• **Your objective**
Read through the records below and copy each line that uses the word "Click".

-- Begin --

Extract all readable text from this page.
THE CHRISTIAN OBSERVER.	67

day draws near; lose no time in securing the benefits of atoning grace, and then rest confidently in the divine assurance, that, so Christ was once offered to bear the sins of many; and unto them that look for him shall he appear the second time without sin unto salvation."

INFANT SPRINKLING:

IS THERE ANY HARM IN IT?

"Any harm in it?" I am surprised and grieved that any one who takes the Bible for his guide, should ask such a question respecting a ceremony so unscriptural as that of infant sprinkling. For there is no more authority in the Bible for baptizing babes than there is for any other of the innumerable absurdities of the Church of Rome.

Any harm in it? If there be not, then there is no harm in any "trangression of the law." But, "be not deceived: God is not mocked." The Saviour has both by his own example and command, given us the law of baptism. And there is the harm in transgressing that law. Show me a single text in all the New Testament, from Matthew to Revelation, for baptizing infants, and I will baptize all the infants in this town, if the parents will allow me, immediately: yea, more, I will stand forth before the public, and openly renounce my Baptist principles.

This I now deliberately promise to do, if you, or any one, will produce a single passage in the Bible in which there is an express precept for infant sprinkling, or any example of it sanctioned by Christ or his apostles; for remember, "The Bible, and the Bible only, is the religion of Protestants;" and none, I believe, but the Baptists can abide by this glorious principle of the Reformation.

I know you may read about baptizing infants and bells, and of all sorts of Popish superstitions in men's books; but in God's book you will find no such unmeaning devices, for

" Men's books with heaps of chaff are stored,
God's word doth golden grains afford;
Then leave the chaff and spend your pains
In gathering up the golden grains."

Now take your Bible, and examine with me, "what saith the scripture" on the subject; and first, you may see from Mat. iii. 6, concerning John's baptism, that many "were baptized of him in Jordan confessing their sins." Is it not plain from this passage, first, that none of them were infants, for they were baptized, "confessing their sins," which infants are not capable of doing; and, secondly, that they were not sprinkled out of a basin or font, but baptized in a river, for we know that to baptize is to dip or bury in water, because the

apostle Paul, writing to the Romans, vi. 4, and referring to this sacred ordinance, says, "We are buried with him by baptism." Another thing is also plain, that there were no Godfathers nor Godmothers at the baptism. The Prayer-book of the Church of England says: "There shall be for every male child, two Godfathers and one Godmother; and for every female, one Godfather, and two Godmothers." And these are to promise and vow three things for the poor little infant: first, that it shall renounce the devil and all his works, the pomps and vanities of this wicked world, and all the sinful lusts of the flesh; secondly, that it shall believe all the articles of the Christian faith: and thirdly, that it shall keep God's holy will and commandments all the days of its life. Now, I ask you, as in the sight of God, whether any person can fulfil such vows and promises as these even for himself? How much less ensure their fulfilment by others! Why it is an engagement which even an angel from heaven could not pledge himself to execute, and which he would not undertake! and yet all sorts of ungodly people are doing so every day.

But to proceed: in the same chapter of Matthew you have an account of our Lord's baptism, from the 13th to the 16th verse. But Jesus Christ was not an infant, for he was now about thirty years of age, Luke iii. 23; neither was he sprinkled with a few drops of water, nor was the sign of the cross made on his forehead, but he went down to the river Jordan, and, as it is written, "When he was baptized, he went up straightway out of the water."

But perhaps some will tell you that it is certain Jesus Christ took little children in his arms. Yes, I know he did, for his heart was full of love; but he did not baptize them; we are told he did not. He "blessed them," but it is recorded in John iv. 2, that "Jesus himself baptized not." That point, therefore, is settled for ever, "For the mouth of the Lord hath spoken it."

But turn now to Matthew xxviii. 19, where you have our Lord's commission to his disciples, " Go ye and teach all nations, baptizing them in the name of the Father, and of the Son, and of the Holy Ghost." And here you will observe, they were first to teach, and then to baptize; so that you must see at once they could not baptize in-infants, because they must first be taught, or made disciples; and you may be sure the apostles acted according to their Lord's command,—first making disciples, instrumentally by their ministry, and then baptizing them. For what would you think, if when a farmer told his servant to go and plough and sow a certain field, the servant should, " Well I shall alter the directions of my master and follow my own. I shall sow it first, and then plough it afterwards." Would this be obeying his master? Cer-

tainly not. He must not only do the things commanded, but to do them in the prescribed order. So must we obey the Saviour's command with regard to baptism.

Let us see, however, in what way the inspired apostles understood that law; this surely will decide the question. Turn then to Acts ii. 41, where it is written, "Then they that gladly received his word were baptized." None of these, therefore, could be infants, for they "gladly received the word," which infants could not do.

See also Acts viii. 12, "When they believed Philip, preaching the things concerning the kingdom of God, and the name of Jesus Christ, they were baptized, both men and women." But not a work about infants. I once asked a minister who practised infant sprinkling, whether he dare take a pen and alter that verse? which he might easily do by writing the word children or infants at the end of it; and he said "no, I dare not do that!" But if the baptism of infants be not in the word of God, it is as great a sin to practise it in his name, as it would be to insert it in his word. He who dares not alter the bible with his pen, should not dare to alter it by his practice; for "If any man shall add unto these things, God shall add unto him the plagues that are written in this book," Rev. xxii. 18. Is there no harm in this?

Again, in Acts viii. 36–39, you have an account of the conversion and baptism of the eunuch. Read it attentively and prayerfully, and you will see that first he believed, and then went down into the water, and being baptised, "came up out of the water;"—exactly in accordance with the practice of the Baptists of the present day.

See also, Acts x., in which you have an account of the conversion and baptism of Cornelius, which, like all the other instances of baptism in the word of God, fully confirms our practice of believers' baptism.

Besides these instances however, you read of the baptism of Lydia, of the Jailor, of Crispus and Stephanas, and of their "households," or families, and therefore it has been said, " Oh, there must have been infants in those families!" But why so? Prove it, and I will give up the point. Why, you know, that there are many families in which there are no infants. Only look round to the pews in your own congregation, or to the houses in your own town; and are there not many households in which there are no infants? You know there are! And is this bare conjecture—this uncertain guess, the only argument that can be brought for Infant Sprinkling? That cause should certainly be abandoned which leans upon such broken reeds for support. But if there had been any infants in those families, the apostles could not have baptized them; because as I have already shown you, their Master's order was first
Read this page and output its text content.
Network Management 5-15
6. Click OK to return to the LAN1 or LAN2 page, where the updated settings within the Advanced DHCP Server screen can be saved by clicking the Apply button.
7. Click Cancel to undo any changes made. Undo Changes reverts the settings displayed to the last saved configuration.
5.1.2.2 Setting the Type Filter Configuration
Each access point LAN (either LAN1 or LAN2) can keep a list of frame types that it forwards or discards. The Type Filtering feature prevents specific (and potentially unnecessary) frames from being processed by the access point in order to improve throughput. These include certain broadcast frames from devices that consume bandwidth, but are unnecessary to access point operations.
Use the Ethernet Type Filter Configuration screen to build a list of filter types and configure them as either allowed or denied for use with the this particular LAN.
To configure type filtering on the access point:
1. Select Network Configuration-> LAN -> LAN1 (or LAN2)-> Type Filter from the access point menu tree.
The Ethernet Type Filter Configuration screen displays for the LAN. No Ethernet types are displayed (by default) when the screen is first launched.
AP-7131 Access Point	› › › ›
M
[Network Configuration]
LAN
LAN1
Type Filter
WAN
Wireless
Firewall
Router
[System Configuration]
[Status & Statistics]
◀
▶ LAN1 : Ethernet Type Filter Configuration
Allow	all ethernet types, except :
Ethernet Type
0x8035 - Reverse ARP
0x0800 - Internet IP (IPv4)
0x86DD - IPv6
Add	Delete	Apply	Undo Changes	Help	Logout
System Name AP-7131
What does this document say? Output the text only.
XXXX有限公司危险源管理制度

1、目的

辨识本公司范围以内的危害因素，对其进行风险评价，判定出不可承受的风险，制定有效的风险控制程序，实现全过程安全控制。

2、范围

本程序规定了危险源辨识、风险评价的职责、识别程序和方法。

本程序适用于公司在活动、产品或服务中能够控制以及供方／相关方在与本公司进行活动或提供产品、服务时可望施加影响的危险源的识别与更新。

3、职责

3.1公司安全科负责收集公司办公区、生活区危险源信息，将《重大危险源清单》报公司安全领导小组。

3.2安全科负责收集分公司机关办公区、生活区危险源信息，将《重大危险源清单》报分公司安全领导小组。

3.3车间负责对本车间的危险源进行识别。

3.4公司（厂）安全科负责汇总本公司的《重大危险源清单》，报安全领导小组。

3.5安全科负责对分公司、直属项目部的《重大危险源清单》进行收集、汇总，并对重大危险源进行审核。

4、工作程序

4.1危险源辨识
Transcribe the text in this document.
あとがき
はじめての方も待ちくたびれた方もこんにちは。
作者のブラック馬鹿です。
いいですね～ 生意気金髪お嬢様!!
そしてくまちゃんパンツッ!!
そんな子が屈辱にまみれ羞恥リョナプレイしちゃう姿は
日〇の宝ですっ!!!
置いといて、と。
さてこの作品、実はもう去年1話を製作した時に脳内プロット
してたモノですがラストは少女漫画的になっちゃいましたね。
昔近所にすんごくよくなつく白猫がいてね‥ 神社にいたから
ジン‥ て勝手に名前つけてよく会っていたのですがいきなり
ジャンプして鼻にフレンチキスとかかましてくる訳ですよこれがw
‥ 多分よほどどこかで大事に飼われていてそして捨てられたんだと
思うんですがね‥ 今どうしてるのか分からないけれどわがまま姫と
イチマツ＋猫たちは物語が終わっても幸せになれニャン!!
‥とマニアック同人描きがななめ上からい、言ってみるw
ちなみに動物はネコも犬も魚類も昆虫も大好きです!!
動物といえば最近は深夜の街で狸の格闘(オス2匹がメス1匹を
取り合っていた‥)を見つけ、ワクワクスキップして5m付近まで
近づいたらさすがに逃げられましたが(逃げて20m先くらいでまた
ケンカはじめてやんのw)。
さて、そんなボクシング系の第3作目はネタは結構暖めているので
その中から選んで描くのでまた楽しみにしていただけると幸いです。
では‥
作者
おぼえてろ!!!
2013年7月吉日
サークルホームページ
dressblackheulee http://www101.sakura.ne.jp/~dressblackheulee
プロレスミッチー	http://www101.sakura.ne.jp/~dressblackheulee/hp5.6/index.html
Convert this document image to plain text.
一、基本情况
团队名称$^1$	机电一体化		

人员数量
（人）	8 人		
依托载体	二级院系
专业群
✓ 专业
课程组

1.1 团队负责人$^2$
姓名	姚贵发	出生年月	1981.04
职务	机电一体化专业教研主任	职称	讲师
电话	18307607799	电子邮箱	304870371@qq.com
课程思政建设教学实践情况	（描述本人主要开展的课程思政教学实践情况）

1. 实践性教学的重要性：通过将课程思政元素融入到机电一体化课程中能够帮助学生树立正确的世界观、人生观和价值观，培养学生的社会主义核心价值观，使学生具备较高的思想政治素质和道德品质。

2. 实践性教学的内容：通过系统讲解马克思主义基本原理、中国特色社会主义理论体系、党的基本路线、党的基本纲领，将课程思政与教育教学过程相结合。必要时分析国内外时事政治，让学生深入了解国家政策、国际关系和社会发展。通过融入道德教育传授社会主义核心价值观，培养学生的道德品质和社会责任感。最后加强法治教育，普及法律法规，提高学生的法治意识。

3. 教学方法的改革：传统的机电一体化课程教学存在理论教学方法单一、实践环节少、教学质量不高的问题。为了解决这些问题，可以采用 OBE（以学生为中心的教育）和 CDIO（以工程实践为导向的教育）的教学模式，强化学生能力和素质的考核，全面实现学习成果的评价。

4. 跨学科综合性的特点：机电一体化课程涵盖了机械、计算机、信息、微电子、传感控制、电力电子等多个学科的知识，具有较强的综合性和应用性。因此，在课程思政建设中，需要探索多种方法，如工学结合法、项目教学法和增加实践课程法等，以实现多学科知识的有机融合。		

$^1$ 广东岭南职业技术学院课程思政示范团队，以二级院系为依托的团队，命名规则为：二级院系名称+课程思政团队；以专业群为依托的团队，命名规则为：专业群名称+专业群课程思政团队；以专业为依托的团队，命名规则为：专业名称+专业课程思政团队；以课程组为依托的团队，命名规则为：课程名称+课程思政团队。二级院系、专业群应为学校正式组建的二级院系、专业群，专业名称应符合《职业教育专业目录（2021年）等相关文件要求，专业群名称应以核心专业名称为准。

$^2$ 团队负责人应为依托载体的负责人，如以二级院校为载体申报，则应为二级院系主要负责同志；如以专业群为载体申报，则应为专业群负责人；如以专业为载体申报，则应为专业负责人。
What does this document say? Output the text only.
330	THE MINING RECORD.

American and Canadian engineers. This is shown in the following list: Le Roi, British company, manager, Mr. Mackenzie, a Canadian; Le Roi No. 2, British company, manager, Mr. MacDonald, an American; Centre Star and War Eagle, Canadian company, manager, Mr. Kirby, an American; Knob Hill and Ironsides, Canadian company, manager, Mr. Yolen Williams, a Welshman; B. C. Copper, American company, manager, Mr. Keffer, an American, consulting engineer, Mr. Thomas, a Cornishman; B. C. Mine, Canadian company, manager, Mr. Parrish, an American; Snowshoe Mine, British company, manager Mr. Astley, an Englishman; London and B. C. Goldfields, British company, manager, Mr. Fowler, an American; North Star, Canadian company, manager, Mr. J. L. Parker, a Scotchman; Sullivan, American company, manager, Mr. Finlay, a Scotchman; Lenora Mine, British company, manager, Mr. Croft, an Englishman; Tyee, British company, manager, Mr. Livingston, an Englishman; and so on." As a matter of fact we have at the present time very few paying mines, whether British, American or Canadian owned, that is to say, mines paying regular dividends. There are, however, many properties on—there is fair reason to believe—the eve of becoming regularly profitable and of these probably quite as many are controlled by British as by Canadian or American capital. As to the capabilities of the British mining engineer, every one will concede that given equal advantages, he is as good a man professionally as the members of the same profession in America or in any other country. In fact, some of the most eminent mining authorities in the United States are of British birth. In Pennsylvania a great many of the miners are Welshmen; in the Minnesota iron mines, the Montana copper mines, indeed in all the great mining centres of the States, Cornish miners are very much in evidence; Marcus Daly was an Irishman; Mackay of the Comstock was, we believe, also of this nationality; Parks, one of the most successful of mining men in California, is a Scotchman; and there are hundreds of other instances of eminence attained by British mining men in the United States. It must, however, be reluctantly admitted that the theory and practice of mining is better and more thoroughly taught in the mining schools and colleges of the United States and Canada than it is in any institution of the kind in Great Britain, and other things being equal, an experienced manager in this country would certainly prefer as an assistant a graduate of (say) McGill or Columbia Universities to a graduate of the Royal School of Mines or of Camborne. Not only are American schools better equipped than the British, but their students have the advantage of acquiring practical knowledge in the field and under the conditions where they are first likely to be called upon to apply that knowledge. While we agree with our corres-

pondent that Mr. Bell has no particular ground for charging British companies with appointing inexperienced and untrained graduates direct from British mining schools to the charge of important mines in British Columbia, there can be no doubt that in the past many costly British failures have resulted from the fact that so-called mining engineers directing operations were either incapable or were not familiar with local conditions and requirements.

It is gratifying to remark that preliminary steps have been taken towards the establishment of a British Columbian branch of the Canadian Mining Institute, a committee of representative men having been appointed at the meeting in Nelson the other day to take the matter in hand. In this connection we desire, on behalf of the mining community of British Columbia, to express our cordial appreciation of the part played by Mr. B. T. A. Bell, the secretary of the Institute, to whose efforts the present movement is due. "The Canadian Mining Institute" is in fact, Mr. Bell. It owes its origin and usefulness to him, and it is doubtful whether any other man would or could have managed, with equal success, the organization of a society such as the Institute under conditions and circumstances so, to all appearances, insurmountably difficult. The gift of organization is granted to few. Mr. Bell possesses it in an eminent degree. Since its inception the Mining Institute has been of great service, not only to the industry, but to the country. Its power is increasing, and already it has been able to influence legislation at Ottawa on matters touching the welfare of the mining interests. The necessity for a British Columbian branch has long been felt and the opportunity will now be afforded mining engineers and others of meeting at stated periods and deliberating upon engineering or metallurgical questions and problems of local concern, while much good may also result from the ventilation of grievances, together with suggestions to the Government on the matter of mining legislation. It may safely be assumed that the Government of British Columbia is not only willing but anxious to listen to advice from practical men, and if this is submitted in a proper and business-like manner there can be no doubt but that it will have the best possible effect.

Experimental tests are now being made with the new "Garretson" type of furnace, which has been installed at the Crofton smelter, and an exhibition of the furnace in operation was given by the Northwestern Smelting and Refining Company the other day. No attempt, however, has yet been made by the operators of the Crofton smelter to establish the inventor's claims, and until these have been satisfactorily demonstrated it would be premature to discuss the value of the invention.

-- End --

• **Solution to the problem**
6. Click OK to return to the LAN1 or LAN2 page, where the updated settings within the Advanced DHCP Server screen can be saved by clicking the Apply button.
7. Click Cancel to undo any changes made. Undo Changes reverts the settings displayed to the last saved configuration.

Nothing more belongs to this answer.